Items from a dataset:
# # # #

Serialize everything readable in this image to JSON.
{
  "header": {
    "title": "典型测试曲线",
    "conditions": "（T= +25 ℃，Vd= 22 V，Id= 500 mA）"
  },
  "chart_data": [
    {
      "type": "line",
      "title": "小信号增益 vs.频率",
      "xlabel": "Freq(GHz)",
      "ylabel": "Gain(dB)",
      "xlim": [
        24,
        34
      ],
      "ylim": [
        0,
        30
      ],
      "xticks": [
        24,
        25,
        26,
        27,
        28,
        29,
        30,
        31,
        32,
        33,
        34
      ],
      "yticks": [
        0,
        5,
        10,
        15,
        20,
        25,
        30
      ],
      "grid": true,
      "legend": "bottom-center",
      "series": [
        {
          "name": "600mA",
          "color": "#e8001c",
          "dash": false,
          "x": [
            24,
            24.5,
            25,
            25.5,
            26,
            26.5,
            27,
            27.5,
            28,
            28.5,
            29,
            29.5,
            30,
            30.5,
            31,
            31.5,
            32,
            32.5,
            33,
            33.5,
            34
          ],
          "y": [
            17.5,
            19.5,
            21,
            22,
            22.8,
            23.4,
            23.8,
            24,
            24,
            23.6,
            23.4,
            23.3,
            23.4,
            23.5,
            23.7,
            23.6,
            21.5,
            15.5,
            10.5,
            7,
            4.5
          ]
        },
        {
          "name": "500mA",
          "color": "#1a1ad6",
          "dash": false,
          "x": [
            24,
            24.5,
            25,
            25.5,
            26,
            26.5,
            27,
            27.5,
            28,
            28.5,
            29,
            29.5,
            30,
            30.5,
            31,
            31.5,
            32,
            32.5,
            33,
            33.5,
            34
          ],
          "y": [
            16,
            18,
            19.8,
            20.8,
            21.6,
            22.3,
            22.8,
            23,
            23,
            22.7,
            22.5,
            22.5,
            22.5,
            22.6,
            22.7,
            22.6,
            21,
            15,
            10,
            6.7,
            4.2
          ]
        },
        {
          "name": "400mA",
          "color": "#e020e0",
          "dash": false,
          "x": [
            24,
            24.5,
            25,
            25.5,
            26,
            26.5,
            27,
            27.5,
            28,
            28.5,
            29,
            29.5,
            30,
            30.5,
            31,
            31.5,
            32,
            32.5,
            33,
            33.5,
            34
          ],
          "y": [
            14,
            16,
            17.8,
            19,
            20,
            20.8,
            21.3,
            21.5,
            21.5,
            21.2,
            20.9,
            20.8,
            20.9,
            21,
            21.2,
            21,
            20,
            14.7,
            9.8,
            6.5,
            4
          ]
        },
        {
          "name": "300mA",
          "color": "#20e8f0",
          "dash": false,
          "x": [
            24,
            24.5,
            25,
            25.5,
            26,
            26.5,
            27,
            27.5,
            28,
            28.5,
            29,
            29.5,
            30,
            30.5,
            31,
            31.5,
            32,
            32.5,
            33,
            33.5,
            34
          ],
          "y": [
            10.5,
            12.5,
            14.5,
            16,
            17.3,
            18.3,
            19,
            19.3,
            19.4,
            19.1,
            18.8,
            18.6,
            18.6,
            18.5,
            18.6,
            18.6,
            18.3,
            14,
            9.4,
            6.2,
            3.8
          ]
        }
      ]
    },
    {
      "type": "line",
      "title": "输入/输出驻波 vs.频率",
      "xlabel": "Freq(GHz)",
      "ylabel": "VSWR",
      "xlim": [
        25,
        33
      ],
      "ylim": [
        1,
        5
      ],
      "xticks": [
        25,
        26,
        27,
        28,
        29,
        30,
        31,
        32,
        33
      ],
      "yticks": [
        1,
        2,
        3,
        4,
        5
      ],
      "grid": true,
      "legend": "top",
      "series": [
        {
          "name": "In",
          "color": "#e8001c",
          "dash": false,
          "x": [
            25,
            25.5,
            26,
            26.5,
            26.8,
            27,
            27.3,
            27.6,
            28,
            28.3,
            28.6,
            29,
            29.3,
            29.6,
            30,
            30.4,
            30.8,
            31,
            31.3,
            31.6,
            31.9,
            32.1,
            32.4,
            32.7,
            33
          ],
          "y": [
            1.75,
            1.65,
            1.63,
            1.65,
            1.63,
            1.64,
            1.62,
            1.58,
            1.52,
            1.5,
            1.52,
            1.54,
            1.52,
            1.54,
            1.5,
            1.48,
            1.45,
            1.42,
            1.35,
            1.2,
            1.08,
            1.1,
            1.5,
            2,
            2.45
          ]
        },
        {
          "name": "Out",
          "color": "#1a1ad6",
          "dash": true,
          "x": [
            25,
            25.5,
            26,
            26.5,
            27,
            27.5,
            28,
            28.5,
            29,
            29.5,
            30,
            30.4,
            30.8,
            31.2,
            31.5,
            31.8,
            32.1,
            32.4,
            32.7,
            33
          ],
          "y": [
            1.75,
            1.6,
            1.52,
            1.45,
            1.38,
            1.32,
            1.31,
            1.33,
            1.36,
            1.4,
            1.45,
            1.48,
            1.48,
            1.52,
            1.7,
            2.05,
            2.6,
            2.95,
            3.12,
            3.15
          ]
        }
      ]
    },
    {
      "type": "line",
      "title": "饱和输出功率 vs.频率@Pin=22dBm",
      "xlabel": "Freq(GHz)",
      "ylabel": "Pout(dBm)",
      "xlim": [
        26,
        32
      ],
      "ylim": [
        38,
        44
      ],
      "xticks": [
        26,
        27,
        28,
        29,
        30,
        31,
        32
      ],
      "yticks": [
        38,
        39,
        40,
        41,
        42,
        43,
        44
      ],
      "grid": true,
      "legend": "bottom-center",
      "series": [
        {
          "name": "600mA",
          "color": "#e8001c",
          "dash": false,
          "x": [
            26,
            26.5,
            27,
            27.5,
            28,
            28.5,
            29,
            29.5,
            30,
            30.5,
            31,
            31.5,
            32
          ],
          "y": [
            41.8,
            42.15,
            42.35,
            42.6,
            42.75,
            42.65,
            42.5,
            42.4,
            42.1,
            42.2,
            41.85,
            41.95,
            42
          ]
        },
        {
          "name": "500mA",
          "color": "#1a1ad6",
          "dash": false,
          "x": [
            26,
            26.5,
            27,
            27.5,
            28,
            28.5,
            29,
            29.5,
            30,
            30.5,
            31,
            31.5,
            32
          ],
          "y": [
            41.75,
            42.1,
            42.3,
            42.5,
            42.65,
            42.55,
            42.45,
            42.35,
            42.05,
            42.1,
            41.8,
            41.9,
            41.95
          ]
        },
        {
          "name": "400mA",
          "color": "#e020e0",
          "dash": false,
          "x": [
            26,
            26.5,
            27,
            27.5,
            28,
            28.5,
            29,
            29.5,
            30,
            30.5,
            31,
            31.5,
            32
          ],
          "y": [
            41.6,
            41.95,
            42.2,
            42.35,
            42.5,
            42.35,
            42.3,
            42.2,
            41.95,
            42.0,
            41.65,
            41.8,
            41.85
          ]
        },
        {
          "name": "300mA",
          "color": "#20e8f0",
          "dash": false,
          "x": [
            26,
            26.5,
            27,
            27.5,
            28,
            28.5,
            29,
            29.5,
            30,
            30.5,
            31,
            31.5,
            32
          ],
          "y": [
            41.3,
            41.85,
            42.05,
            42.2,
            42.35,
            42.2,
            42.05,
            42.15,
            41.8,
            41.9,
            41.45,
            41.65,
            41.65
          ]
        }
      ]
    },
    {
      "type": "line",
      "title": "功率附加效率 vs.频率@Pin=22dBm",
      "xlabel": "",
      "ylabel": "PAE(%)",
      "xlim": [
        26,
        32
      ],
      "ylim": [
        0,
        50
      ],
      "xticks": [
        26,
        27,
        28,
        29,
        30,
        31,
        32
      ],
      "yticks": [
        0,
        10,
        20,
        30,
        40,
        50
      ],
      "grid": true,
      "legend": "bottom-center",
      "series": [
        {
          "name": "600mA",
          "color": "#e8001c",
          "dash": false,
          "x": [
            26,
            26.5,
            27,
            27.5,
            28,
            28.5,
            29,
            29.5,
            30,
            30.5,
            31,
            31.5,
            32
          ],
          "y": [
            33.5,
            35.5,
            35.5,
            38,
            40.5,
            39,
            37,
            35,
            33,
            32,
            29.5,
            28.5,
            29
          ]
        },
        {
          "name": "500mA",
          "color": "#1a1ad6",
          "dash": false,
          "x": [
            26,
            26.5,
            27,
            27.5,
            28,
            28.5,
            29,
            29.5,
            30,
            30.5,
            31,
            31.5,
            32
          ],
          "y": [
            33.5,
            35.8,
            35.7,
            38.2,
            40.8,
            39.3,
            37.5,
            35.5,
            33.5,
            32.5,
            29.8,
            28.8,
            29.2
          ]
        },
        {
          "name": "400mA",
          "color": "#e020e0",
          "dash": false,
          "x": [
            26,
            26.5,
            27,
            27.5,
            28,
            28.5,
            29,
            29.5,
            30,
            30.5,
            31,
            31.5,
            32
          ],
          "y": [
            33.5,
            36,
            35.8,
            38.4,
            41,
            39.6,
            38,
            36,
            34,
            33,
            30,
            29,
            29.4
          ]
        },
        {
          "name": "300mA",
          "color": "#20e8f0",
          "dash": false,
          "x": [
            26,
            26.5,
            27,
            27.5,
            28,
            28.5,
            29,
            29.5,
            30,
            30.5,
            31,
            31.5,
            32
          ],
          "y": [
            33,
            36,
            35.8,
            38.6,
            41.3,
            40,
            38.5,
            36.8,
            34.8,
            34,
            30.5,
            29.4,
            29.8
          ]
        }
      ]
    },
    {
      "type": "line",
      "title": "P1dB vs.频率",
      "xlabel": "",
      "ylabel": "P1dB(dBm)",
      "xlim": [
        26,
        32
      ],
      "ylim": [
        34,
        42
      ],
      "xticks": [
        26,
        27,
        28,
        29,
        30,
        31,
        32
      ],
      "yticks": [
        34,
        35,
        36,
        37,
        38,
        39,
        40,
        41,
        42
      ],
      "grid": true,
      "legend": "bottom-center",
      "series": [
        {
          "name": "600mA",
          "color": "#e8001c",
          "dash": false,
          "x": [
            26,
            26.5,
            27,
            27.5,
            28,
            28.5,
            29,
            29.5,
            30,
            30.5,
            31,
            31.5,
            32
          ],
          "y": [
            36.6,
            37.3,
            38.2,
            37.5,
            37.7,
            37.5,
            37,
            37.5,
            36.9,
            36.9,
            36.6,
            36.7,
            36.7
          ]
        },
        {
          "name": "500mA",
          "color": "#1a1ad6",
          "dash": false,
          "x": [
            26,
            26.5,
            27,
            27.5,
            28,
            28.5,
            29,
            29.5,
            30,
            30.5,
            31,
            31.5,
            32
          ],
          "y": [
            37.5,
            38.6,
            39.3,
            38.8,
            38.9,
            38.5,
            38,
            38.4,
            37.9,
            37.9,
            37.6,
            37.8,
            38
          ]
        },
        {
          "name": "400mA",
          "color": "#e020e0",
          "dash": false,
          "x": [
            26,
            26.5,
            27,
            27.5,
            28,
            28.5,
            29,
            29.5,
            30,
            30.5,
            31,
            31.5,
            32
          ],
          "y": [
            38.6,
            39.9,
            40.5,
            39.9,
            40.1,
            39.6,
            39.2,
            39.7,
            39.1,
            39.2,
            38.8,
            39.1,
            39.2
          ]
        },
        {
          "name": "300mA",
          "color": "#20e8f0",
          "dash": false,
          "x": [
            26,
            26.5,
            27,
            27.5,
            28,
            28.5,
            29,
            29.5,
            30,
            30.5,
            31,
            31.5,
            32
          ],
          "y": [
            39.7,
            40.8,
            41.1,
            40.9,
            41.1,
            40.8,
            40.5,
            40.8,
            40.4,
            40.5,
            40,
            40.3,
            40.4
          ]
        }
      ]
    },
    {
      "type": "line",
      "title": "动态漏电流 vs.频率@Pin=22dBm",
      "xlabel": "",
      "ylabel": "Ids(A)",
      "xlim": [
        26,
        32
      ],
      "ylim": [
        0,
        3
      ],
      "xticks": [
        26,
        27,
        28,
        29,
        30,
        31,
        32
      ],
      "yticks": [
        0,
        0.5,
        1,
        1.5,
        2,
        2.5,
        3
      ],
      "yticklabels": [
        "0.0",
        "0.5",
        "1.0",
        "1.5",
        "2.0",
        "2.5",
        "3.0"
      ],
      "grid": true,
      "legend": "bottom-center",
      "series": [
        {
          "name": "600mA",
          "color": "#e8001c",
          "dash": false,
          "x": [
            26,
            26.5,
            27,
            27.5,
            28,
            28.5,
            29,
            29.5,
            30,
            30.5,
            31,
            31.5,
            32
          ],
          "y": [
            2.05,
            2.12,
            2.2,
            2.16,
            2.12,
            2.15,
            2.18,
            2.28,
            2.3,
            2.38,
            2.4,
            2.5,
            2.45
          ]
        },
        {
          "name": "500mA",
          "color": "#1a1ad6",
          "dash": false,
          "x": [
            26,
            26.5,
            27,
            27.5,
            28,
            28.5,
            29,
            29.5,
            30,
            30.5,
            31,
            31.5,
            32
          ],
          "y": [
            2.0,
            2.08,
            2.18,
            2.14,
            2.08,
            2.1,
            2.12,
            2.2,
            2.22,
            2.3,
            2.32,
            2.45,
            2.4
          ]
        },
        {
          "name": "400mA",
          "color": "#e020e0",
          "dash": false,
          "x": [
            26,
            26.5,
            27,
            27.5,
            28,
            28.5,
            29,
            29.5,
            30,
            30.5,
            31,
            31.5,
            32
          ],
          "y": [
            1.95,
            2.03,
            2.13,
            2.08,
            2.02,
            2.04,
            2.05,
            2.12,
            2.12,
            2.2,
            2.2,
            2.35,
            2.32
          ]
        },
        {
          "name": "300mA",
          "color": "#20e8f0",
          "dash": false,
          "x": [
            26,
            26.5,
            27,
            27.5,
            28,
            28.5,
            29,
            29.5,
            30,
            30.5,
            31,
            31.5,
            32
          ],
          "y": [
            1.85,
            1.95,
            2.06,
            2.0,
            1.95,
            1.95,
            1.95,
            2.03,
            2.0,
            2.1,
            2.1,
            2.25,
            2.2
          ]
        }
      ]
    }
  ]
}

# # # #

**What this task involves**: In the material above, find the lines that contain "ylabel" and show them.

**Result of this exercise**:
      "ylabel": "Gain(dB)",
      "ylabel": "VSWR",
      "ylabel": "Pout(dBm)",
      "ylabel": "PAE(%)",
      "ylabel": "P1dB(dBm)",
      "ylabel": "Ids(A)",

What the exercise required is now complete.